SHORT PROBLEM>
Please transcribe the records precisely; pictures stay out of your copy.

GIVEN ENTRIES>
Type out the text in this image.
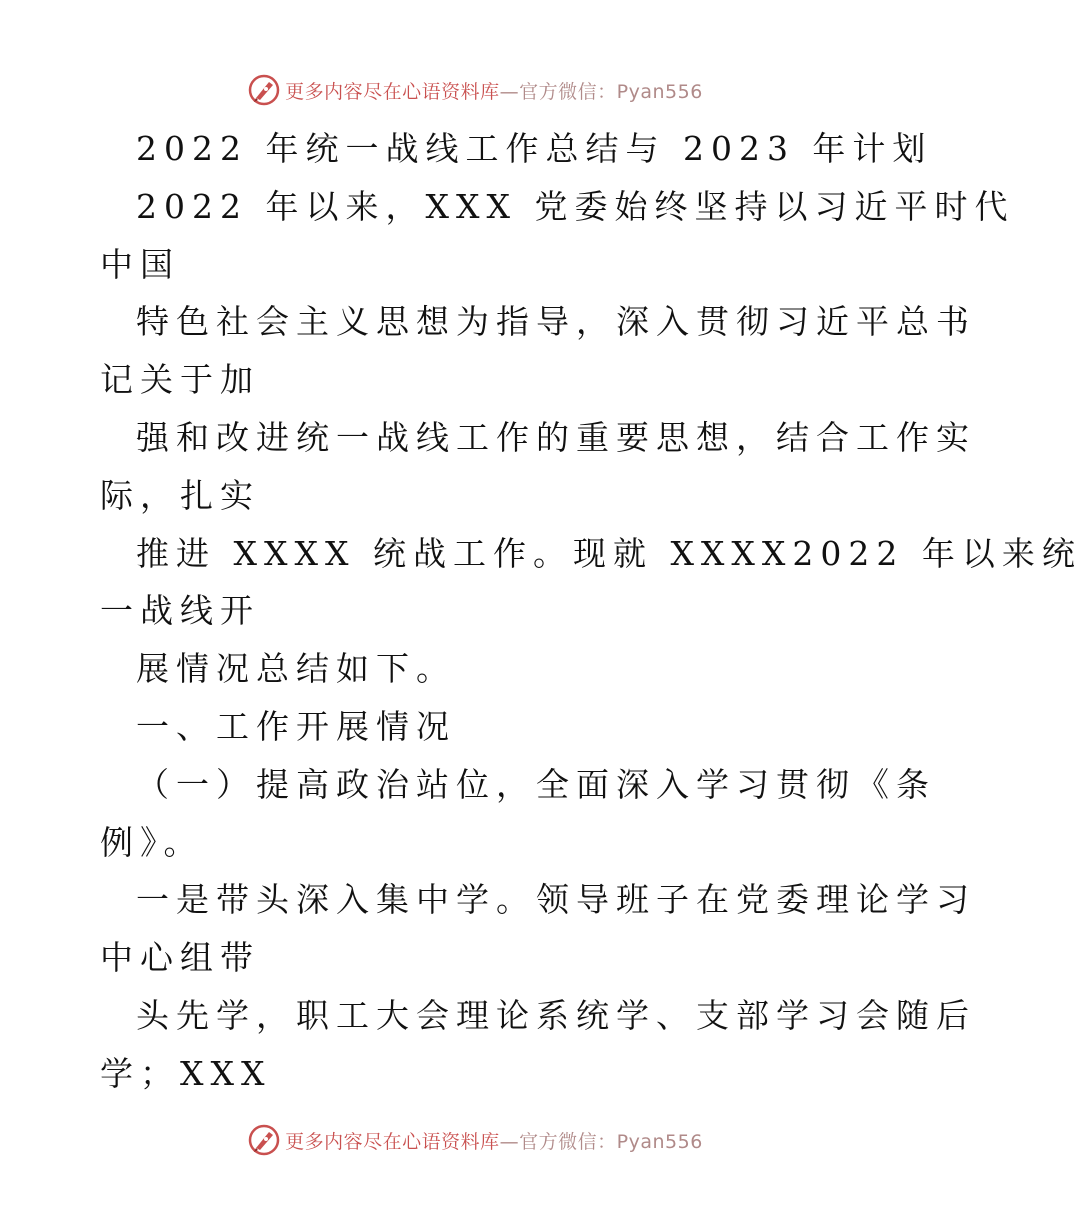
更多内容尽在心语资料库 —官方微信：Pyan556
2022 年统一战线工作总结与 2023 年计划
2022 年以来，XXX 党委始终坚持以习近平时代
中国
特色社会主义思想为指导，深入贯彻习近平总书
记关于加
强和改进统一战线工作的重要思想，结合工作实
际，扎实
推进 XXXX 统战工作。现就 XXXX2022 年以来统
一战线开
展情况总结如下。
一、工作开展情况
（一）提高政治站位，全面深入学习贯彻《条
例》。
一是带头深入集中学。领导班子在党委理论学习
中心组带
头先学，职工大会理论系统学、支部学习会随后
学；XXX
更多内容尽在心语资料库 —官方微信：Pyan556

THE SOLUTION>
Type out the text in this image.
更多内容尽在心语资料库 —官方微信：Pyan556
2022 年统一战线工作总结与 2023 年计划
2022 年以来，XXX 党委始终坚持以习近平时代
中国
特色社会主义思想为指导，深入贯彻习近平总书
记关于加
强和改进统一战线工作的重要思想，结合工作实
际，扎实
推进 XXXX 统战工作。现就 XXXX2022 年以来统
一战线开
展情况总结如下。
一、工作开展情况
（一）提高政治站位，全面深入学习贯彻《条
例》。
一是带头深入集中学。领导班子在党委理论学习
中心组带
头先学，职工大会理论系统学、支部学习会随后
学；XXX
更多内容尽在心语资料库 —官方微信：Pyan556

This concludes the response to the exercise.